Written task
Omit every picture and write out the rest of the records exactly.

====

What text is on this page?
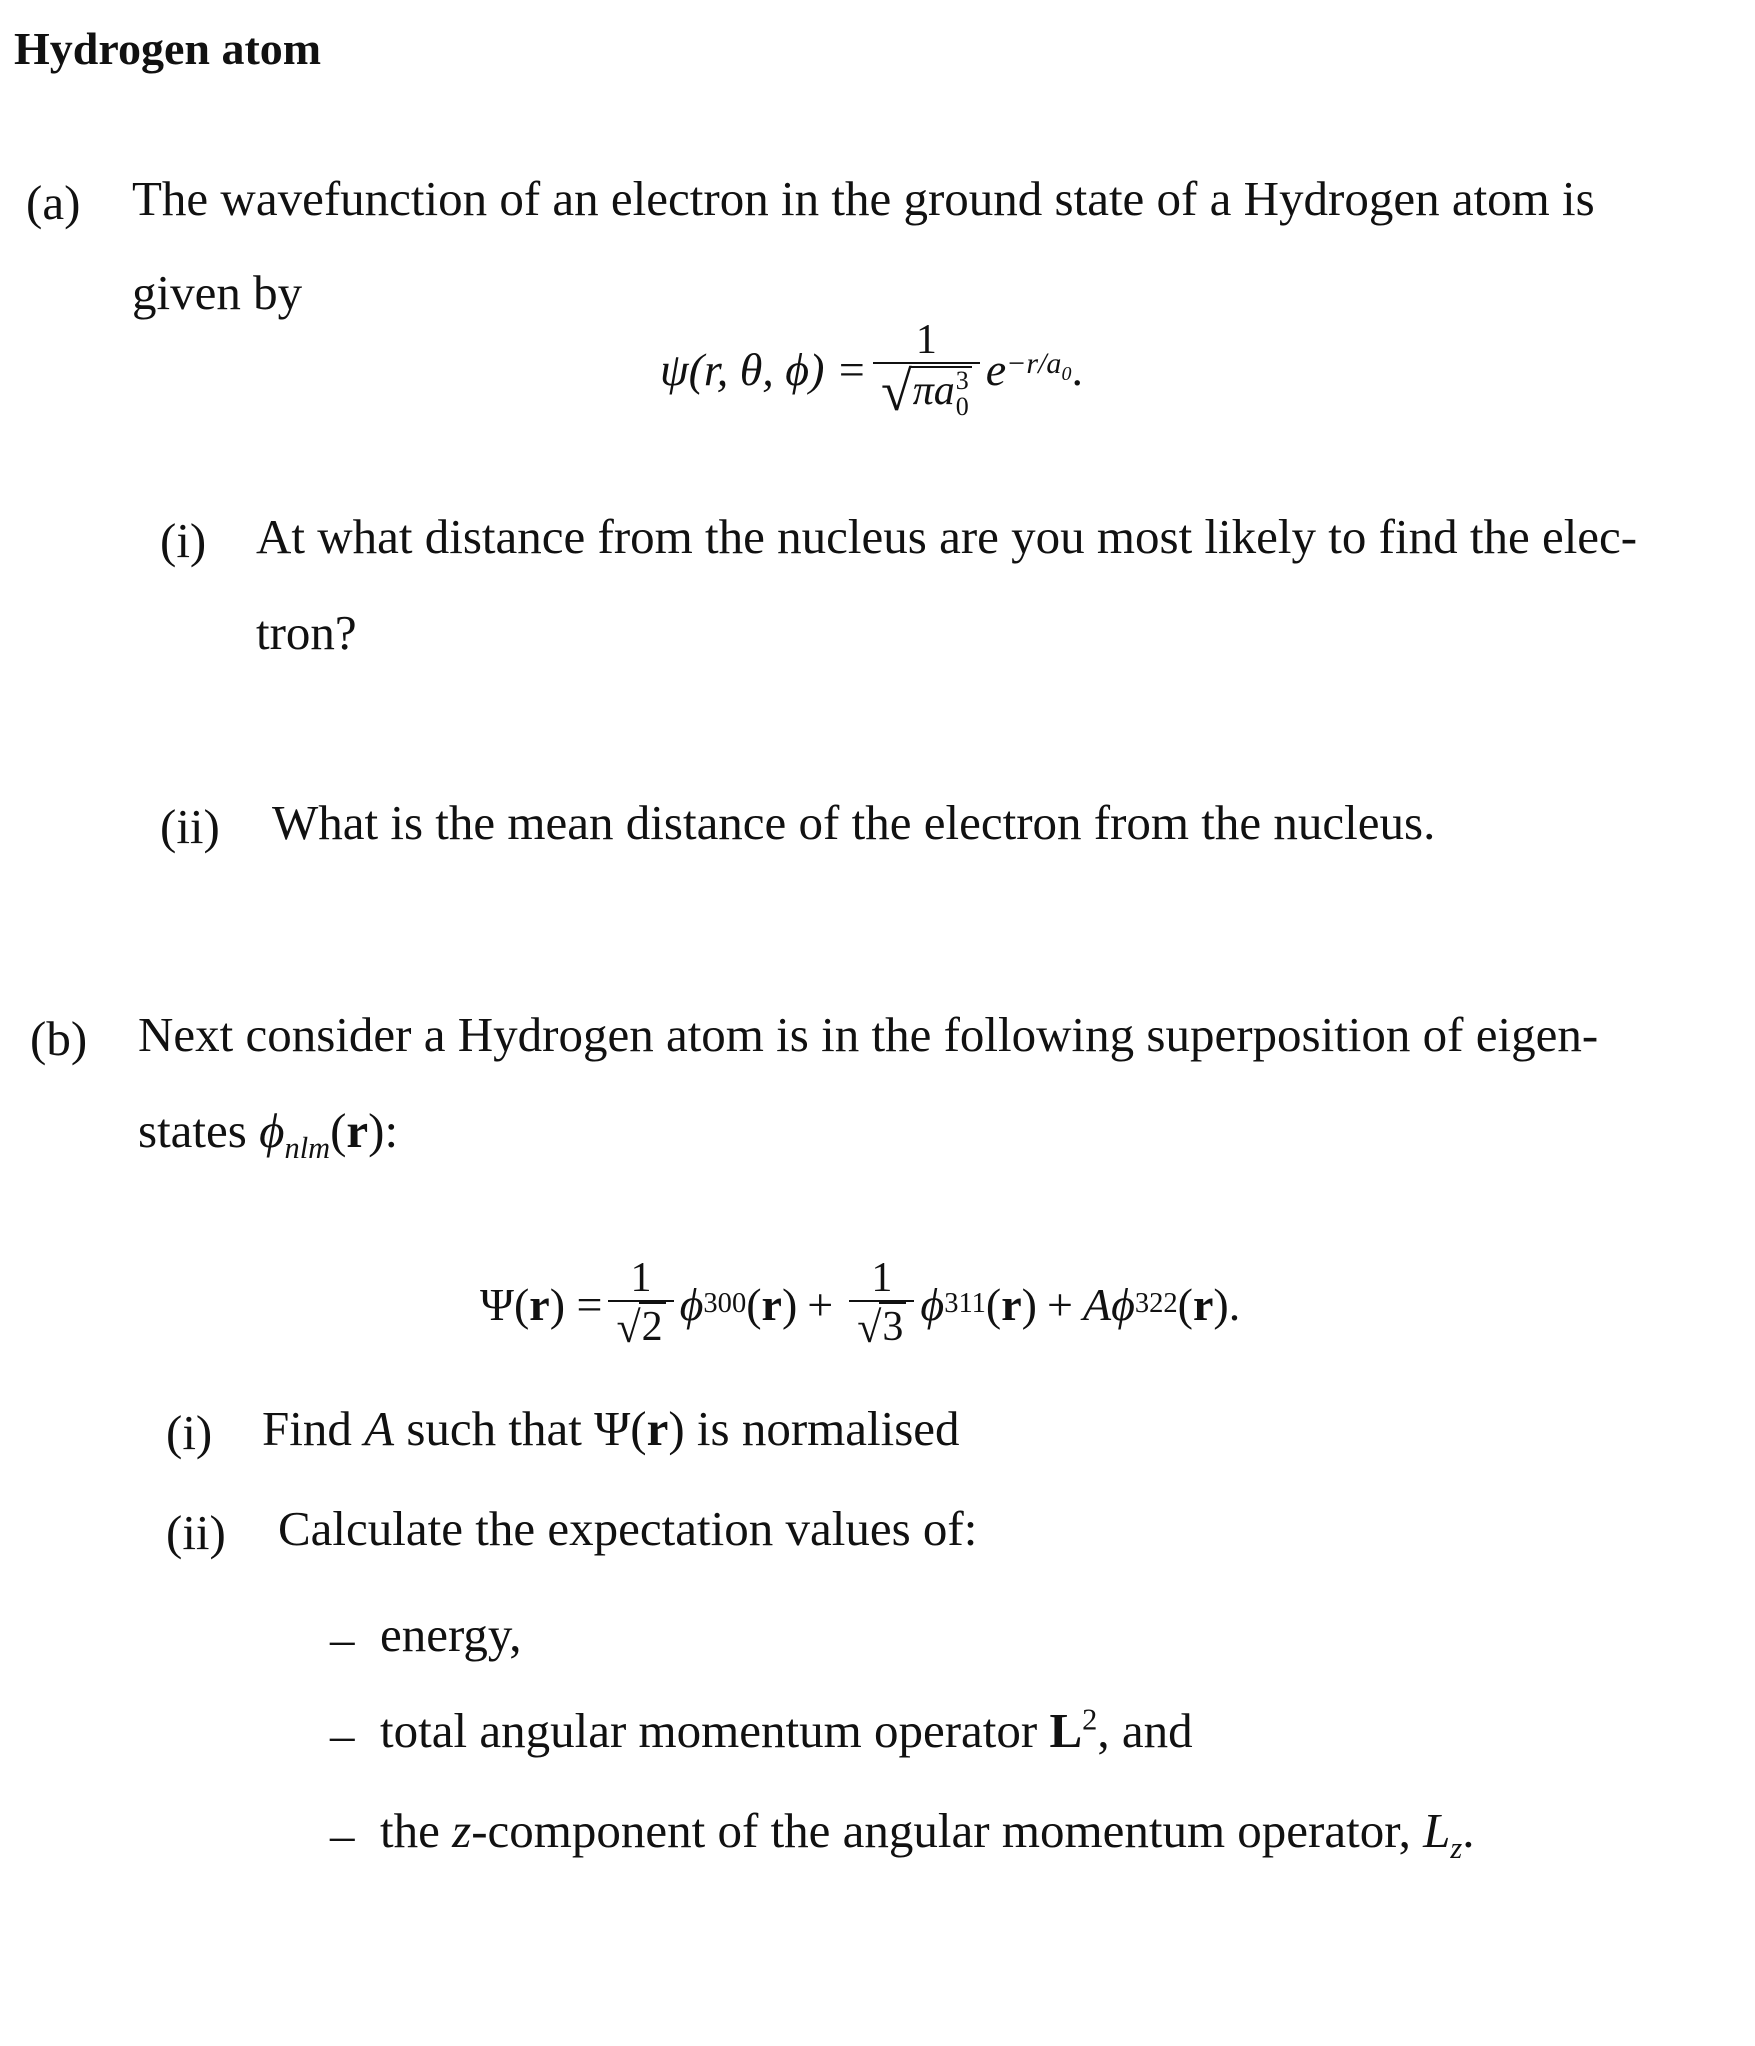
Hydrogen atom
(a) The wavefunction of an electron in the ground state of a Hydrogen atom is
given by
ψ(r, θ, ϕ) = 1
√ πa 3
0 $e -r/a_0$ .
(i) At what distance from the nucleus are you most likely to find the elec-
tron?
(ii) What is the mean distance of the electron from the nucleus.
(b) Next consider a Hydrogen atom is in the following superposition of eigen-
states $\phi_{nlm}(r)$:
Ψ( r ) = $\frac{1}{√ 2}$ ϕ 300 ( r ) + $\frac{1}{√ 3}$ ϕ 311 ( r ) + A ϕ 322 ( r ).
(i) Find A such that Ψ(r) is normalised
(ii) Calculate the expectation values of:
– energy,
– total angular momentum operator $L^2$, and
– the z-component of the angular momentum operator, $L_z$.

====

Worked answer
What text is on this page?
Hydrogen atom
(a) The wavefunction of an electron in the ground state of a Hydrogen atom is
given by
ψ(r, θ, ϕ) = 1
√ πa 3
0 $e -r/a_0$ .
(i) At what distance from the nucleus are you most likely to find the elec-
tron?
(ii) What is the mean distance of the electron from the nucleus.
(b) Next consider a Hydrogen atom is in the following superposition of eigen-
states $\phi_{nlm}(r)$:
Ψ( r ) = $\frac{1}{√ 2}$ ϕ 300 ( r ) + $\frac{1}{√ 3}$ ϕ 311 ( r ) + A ϕ 322 ( r ).
(i) Find A such that Ψ(r) is normalised
(ii) Calculate the expectation values of:
– energy,
– total angular momentum operator $L^2$, and
– the z-component of the angular momentum operator, $L_z$.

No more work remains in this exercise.